■ EXERCISE DIRECTIONS
Copy out the complete listing, word for word.
——
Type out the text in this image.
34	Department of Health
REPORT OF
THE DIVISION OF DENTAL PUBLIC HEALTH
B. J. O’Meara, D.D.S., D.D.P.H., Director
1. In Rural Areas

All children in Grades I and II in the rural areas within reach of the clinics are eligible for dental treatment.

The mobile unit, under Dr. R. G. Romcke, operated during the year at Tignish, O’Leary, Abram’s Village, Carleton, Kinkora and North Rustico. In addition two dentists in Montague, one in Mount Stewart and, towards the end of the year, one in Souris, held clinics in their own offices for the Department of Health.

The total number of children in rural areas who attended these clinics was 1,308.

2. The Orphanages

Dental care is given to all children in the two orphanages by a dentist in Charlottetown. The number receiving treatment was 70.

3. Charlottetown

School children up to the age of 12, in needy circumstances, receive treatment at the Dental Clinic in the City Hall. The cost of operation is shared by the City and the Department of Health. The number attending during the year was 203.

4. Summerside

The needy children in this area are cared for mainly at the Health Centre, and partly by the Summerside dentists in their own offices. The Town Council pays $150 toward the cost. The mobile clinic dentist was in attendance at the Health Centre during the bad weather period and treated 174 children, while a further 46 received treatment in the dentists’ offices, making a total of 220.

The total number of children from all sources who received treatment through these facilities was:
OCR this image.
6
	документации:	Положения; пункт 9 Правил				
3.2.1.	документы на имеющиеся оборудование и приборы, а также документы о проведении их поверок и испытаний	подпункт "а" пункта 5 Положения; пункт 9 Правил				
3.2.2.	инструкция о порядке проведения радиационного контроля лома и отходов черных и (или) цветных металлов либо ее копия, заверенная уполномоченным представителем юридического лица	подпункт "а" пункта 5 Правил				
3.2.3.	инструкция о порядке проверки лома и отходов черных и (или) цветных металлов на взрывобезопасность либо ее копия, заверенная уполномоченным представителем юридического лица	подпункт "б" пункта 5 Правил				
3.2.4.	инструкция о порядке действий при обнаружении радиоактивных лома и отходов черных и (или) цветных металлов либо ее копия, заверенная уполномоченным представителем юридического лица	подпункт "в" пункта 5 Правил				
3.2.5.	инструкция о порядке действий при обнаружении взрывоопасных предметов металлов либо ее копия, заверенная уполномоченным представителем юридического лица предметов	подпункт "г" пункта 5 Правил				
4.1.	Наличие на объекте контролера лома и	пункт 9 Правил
——
■ RESULT FOR THIS EXERCISE
Type out the text in this image.
34	Department of Health
REPORT OF
THE DIVISION OF DENTAL PUBLIC HEALTH
B. J. O’Meara, D.D.S., D.D.P.H., Director
1. In Rural Areas

All children in Grades I and II in the rural areas within reach of the clinics are eligible for dental treatment.

The mobile unit, under Dr. R. G. Romcke, operated during the year at Tignish, O’Leary, Abram’s Village, Carleton, Kinkora and North Rustico. In addition two dentists in Montague, one in Mount Stewart and, towards the end of the year, one in Souris, held clinics in their own offices for the Department of Health.

The total number of children in rural areas who attended these clinics was 1,308.

2. The Orphanages

Dental care is given to all children in the two orphanages by a dentist in Charlottetown. The number receiving treatment was 70.

3. Charlottetown

School children up to the age of 12, in needy circumstances, receive treatment at the Dental Clinic in the City Hall. The cost of operation is shared by the City and the Department of Health. The number attending during the year was 203.

4. Summerside

The needy children in this area are cared for mainly at the Health Centre, and partly by the Summerside dentists in their own offices. The Town Council pays $150 toward the cost. The mobile clinic dentist was in attendance at the Health Centre during the bad weather period and treated 174 children, while a further 46 received treatment in the dentists’ offices, making a total of 220.

The total number of children from all sources who received treatment through these facilities was:
OCR this image.
6
	документации:	Положения; пункт 9 Правил				
3.2.1.	документы на имеющиеся оборудование и приборы, а также документы о проведении их поверок и испытаний	подпункт "а" пункта 5 Положения; пункт 9 Правил				
3.2.2.	инструкция о порядке проведения радиационного контроля лома и отходов черных и (или) цветных металлов либо ее копия, заверенная уполномоченным представителем юридического лица	подпункт "а" пункта 5 Правил				
3.2.3.	инструкция о порядке проверки лома и отходов черных и (или) цветных металлов на взрывобезопасность либо ее копия, заверенная уполномоченным представителем юридического лица	подпункт "б" пункта 5 Правил				
3.2.4.	инструкция о порядке действий при обнаружении радиоактивных лома и отходов черных и (или) цветных металлов либо ее копия, заверенная уполномоченным представителем юридического лица	подпункт "в" пункта 5 Правил				
3.2.5.	инструкция о порядке действий при обнаружении взрывоопасных предметов металлов либо ее копия, заверенная уполномоченным представителем юридического лица предметов	подпункт "г" пункта 5 Правил				
4.1.	Наличие на объекте контролера лома и	пункт 9 Правил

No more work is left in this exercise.